• _Problem description_: Select the lines that contain "Interest" and copy each of them.

Extracted records:
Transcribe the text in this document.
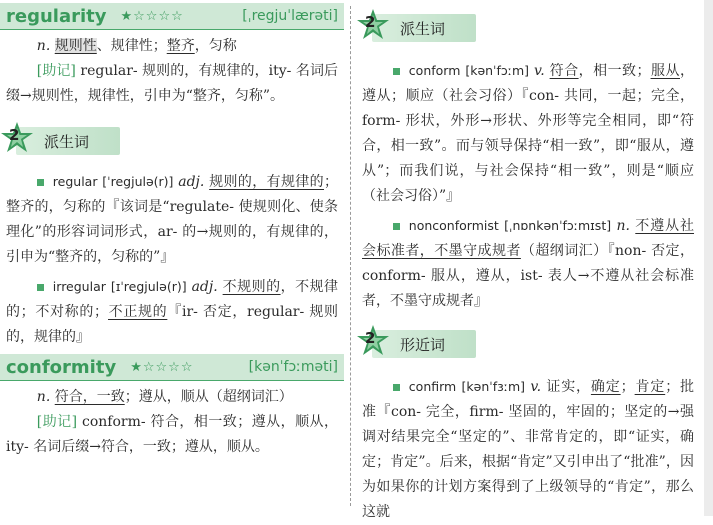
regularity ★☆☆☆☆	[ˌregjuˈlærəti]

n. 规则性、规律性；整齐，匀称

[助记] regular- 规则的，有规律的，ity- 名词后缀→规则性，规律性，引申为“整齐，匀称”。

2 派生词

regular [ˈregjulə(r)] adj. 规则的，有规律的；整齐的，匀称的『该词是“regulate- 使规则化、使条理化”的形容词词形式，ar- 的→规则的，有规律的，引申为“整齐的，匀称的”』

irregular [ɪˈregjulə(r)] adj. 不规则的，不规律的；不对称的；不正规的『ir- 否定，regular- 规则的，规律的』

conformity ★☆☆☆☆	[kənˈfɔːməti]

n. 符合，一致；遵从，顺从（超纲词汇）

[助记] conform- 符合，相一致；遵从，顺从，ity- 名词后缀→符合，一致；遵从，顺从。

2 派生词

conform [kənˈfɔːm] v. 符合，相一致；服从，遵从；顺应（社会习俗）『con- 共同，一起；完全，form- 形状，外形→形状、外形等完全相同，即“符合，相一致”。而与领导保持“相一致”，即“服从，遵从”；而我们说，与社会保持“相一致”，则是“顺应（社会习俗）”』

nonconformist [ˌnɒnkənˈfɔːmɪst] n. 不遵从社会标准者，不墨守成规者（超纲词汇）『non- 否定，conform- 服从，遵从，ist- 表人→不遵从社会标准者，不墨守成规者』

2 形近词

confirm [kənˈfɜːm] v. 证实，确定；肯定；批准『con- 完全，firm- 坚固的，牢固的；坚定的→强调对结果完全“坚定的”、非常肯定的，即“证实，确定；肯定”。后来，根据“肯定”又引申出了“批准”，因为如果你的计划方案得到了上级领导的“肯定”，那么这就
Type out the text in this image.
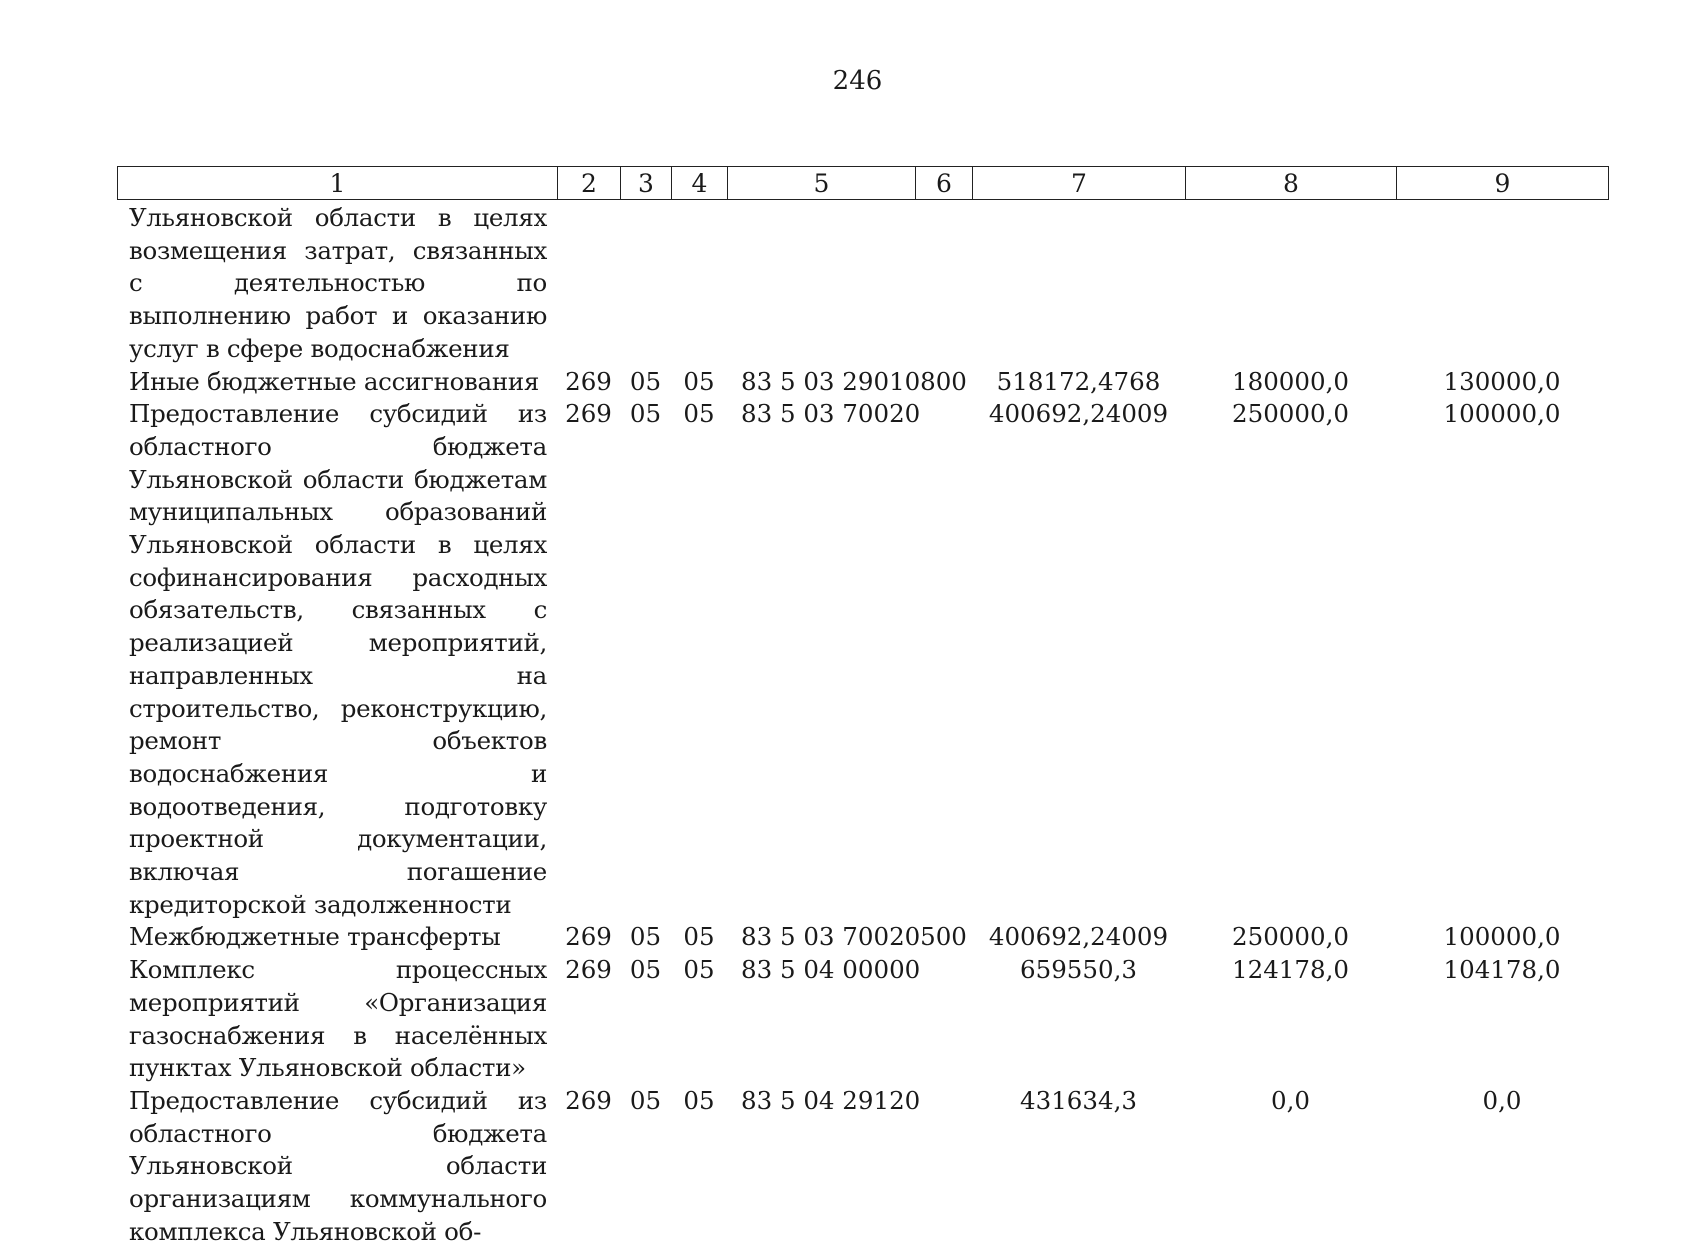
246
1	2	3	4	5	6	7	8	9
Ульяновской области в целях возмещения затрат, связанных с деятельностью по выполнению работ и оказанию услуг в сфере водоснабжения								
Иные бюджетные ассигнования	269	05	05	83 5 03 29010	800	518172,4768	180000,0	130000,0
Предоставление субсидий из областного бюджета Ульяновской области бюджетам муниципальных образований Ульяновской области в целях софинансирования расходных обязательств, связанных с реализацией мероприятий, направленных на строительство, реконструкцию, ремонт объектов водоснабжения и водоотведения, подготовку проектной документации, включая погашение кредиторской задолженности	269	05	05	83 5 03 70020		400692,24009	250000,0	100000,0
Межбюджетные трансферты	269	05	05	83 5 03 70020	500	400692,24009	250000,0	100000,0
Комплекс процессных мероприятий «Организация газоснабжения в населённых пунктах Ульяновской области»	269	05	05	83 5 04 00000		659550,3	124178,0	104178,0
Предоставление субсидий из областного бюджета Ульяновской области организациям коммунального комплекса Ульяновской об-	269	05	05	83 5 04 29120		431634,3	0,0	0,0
---
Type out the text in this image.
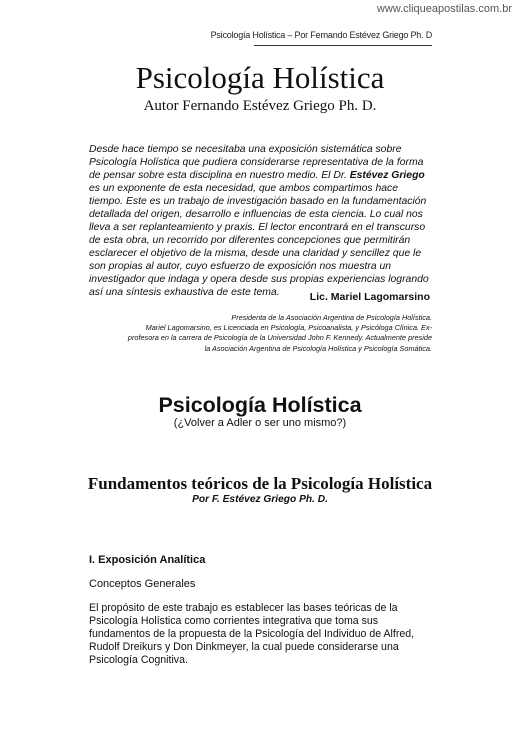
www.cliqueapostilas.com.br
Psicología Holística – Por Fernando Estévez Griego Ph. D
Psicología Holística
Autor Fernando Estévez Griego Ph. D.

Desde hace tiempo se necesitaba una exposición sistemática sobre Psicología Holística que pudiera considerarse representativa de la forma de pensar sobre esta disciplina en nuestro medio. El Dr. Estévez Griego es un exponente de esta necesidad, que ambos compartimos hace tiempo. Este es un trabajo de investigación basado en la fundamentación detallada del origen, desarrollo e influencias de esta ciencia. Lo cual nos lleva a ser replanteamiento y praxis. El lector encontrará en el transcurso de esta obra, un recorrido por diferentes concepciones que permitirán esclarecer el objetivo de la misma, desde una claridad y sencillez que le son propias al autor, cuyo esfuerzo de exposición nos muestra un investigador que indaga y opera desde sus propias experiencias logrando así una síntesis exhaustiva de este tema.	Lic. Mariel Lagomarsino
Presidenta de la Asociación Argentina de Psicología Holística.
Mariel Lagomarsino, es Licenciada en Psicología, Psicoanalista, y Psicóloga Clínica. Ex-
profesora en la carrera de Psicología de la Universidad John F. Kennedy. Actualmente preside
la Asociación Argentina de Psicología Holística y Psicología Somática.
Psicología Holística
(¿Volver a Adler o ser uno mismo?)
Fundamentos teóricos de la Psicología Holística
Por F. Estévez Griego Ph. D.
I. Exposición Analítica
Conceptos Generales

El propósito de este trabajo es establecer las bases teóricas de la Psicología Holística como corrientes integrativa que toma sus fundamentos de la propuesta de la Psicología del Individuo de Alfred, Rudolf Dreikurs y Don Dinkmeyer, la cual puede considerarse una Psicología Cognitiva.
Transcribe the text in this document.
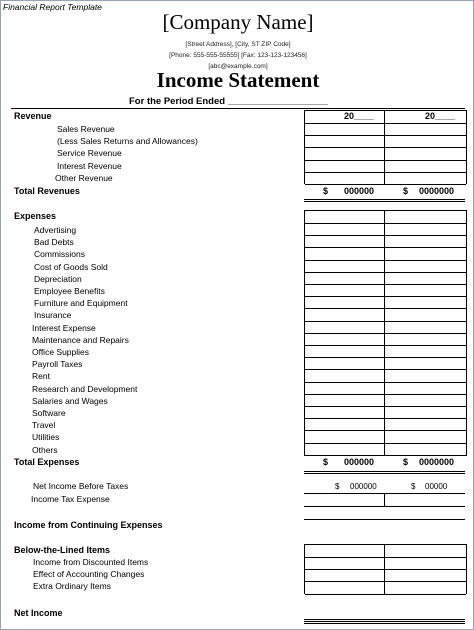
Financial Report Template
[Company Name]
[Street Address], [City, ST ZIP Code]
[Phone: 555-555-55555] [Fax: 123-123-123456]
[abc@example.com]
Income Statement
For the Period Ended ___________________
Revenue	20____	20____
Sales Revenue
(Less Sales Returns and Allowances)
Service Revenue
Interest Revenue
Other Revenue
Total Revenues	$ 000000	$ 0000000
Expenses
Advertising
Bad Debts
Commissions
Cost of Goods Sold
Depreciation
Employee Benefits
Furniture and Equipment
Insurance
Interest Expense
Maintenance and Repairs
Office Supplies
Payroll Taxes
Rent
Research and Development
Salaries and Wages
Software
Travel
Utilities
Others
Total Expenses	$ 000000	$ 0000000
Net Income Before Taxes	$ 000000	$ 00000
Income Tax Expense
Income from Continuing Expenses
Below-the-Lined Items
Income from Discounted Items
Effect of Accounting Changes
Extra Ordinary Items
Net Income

• _Correct response_:
Interest Revenue
Interest Expense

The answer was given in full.